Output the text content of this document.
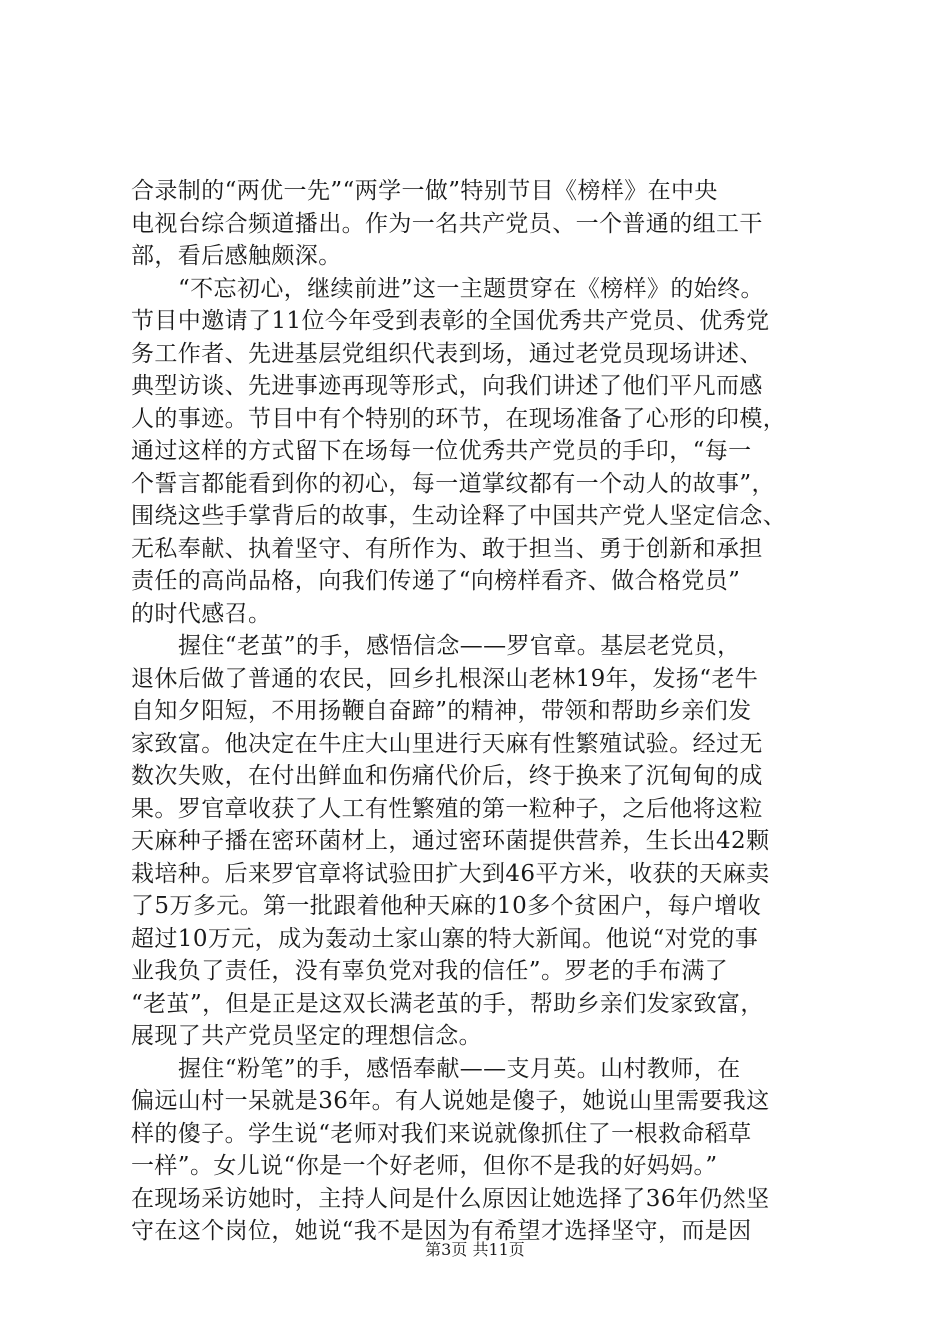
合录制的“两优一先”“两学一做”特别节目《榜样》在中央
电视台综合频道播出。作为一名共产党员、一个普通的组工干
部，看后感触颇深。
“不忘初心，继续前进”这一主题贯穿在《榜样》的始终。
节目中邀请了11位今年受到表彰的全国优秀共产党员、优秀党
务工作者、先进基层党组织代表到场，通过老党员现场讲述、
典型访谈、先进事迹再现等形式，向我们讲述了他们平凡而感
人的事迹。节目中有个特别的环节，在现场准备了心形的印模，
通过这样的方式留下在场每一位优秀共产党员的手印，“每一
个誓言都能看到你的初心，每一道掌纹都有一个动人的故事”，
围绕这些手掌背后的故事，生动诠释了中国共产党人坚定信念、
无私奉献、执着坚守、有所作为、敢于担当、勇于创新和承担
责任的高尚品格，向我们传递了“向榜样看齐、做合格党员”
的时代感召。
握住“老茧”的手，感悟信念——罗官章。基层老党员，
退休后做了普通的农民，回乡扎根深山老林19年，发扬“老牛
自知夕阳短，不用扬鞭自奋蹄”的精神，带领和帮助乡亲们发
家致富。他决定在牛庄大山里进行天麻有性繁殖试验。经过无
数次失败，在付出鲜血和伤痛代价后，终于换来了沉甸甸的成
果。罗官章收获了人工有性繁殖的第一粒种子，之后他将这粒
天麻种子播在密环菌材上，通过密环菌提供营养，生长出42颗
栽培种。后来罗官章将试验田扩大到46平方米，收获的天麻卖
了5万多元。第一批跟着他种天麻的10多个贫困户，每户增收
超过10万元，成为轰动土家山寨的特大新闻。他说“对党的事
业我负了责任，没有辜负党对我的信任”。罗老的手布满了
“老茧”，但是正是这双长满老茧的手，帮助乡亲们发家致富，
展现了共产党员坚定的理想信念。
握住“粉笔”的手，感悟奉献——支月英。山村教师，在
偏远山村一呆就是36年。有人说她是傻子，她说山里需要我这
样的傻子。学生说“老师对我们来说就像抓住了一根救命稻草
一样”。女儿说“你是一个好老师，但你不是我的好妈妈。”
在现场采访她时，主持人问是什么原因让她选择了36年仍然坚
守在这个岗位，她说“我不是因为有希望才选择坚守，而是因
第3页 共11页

□ □ □

» Problem
Repeat every record above exactly, but leave out any pictures.

» Output for this exercise
Output the text content of this document.
合录制的“两优一先”“两学一做”特别节目《榜样》在中央
电视台综合频道播出。作为一名共产党员、一个普通的组工干
部，看后感触颇深。
“不忘初心，继续前进”这一主题贯穿在《榜样》的始终。
节目中邀请了11位今年受到表彰的全国优秀共产党员、优秀党
务工作者、先进基层党组织代表到场，通过老党员现场讲述、
典型访谈、先进事迹再现等形式，向我们讲述了他们平凡而感
人的事迹。节目中有个特别的环节，在现场准备了心形的印模，
通过这样的方式留下在场每一位优秀共产党员的手印，“每一
个誓言都能看到你的初心，每一道掌纹都有一个动人的故事”，
围绕这些手掌背后的故事，生动诠释了中国共产党人坚定信念、
无私奉献、执着坚守、有所作为、敢于担当、勇于创新和承担
责任的高尚品格，向我们传递了“向榜样看齐、做合格党员”
的时代感召。
握住“老茧”的手，感悟信念——罗官章。基层老党员，
退休后做了普通的农民，回乡扎根深山老林19年，发扬“老牛
自知夕阳短，不用扬鞭自奋蹄”的精神，带领和帮助乡亲们发
家致富。他决定在牛庄大山里进行天麻有性繁殖试验。经过无
数次失败，在付出鲜血和伤痛代价后，终于换来了沉甸甸的成
果。罗官章收获了人工有性繁殖的第一粒种子，之后他将这粒
天麻种子播在密环菌材上，通过密环菌提供营养，生长出42颗
栽培种。后来罗官章将试验田扩大到46平方米，收获的天麻卖
了5万多元。第一批跟着他种天麻的10多个贫困户，每户增收
超过10万元，成为轰动土家山寨的特大新闻。他说“对党的事
业我负了责任，没有辜负党对我的信任”。罗老的手布满了
“老茧”，但是正是这双长满老茧的手，帮助乡亲们发家致富，
展现了共产党员坚定的理想信念。
握住“粉笔”的手，感悟奉献——支月英。山村教师，在
偏远山村一呆就是36年。有人说她是傻子，她说山里需要我这
样的傻子。学生说“老师对我们来说就像抓住了一根救命稻草
一样”。女儿说“你是一个好老师，但你不是我的好妈妈。”
在现场采访她时，主持人问是什么原因让她选择了36年仍然坚
守在这个岗位，她说“我不是因为有希望才选择坚守，而是因
第3页 共11页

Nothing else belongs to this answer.